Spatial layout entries
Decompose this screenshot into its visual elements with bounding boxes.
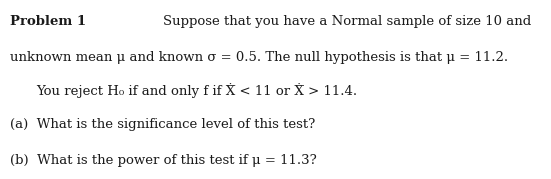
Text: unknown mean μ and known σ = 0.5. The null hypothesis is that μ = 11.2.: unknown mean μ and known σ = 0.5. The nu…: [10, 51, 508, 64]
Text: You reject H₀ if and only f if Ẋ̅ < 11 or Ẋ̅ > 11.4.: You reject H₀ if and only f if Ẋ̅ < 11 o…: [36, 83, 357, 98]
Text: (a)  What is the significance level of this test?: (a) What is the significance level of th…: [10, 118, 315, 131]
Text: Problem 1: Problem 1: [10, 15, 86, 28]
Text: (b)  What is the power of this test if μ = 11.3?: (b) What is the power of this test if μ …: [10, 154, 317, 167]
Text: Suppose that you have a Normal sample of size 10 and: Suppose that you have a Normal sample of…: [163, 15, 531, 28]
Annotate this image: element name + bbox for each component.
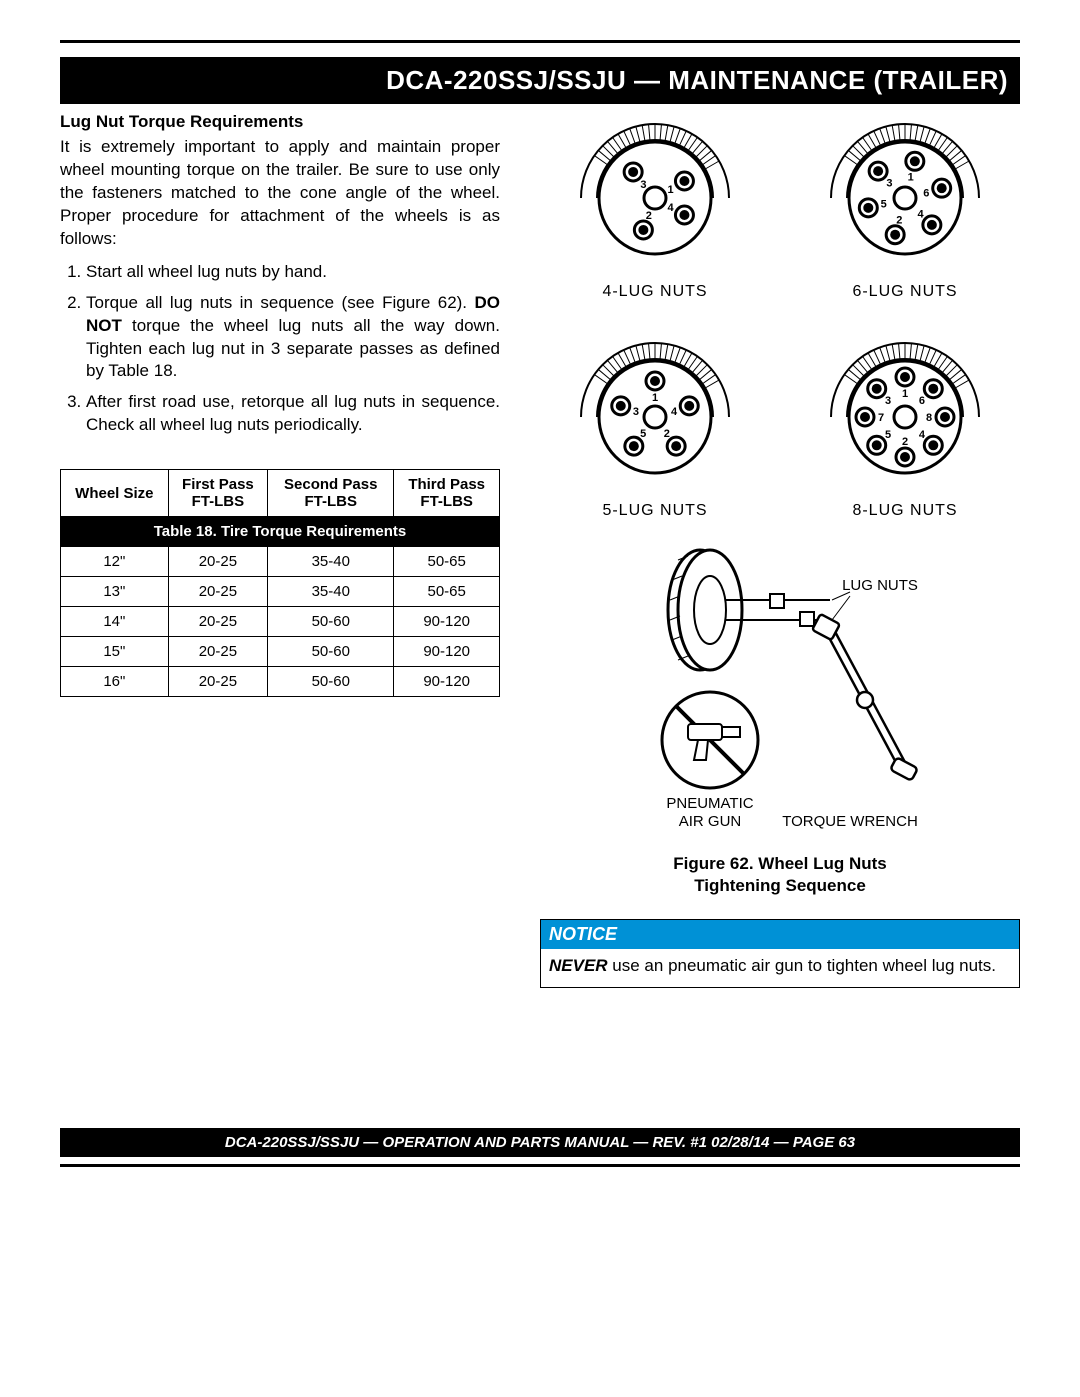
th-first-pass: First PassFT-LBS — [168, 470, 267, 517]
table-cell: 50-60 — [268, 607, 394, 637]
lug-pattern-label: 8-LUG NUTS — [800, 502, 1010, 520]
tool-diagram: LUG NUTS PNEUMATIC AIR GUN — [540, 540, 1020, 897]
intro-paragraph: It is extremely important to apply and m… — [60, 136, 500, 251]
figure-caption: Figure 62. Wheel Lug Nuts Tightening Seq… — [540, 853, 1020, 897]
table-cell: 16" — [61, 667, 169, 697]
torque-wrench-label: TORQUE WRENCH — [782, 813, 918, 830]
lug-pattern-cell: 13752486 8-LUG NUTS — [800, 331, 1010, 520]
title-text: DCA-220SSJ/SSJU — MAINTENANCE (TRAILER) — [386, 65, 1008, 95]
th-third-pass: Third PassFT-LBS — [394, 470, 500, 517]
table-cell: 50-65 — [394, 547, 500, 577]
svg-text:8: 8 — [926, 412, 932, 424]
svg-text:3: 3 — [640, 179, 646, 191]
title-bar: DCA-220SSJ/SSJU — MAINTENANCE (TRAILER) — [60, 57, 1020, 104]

[What you have to do]
Show each line of the rows above that contains the string "pass".

[Task result]
th-first-pass: First PassFT-LBS — [168, 470, 267, 517]
th-third-pass: Third PassFT-LBS — [394, 470, 500, 517]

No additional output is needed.